*Task statement:*
The records below must be duplicated exactly, character for character.

Stored dataset items
○ ○ ○ ○ ○

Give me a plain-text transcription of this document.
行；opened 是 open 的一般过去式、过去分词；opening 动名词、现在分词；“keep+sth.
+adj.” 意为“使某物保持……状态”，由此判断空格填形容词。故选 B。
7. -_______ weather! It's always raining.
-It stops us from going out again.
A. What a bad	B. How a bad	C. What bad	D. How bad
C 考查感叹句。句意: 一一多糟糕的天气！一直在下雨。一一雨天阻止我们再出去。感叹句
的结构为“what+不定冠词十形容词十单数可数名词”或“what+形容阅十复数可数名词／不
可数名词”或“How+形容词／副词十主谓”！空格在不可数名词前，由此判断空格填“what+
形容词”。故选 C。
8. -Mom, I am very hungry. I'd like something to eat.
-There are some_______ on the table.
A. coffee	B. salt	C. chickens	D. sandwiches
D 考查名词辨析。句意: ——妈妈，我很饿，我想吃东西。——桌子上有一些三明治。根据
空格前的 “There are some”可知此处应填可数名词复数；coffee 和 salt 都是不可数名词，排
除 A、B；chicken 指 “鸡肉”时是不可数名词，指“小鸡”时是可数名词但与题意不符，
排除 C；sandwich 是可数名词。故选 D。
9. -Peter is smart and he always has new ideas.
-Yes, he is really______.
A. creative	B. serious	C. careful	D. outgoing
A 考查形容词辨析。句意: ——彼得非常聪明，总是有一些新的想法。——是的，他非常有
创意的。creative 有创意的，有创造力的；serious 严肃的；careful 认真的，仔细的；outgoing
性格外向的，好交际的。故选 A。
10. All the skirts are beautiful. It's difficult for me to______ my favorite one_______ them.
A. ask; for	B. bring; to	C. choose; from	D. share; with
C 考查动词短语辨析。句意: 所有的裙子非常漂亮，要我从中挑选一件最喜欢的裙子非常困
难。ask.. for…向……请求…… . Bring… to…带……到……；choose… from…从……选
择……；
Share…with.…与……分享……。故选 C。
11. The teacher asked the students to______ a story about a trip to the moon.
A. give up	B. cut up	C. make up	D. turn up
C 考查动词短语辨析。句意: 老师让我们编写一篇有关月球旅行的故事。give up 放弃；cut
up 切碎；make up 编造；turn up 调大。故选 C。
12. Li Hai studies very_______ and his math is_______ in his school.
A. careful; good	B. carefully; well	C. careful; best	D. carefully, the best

○ ○ ○ ○ ○

*Exercise response:*
Give me a plain-text transcription of this document.
行；opened 是 open 的一般过去式、过去分词；opening 动名词、现在分词；“keep+sth.
+adj.” 意为“使某物保持……状态”，由此判断空格填形容词。故选 B。
7. -_______ weather! It's always raining.
-It stops us from going out again.
A. What a bad	B. How a bad	C. What bad	D. How bad
C 考查感叹句。句意: 一一多糟糕的天气！一直在下雨。一一雨天阻止我们再出去。感叹句
的结构为“what+不定冠词十形容词十单数可数名词”或“what+形容阅十复数可数名词／不
可数名词”或“How+形容词／副词十主谓”！空格在不可数名词前，由此判断空格填“what+
形容词”。故选 C。
8. -Mom, I am very hungry. I'd like something to eat.
-There are some_______ on the table.
A. coffee	B. salt	C. chickens	D. sandwiches
D 考查名词辨析。句意: ——妈妈，我很饿，我想吃东西。——桌子上有一些三明治。根据
空格前的 “There are some”可知此处应填可数名词复数；coffee 和 salt 都是不可数名词，排
除 A、B；chicken 指 “鸡肉”时是不可数名词，指“小鸡”时是可数名词但与题意不符，
排除 C；sandwich 是可数名词。故选 D。
9. -Peter is smart and he always has new ideas.
-Yes, he is really______.
A. creative	B. serious	C. careful	D. outgoing
A 考查形容词辨析。句意: ——彼得非常聪明，总是有一些新的想法。——是的，他非常有
创意的。creative 有创意的，有创造力的；serious 严肃的；careful 认真的，仔细的；outgoing
性格外向的，好交际的。故选 A。
10. All the skirts are beautiful. It's difficult for me to______ my favorite one_______ them.
A. ask; for	B. bring; to	C. choose; from	D. share; with
C 考查动词短语辨析。句意: 所有的裙子非常漂亮，要我从中挑选一件最喜欢的裙子非常困
难。ask.. for…向……请求…… . Bring… to…带……到……；choose… from…从……选
择……；
Share…with.…与……分享……。故选 C。
11. The teacher asked the students to______ a story about a trip to the moon.
A. give up	B. cut up	C. make up	D. turn up
C 考查动词短语辨析。句意: 老师让我们编写一篇有关月球旅行的故事。give up 放弃；cut
up 切碎；make up 编造；turn up 调大。故选 C。
12. Li Hai studies very_______ and his math is_______ in his school.
A. careful; good	B. carefully; well	C. careful; best	D. carefully, the best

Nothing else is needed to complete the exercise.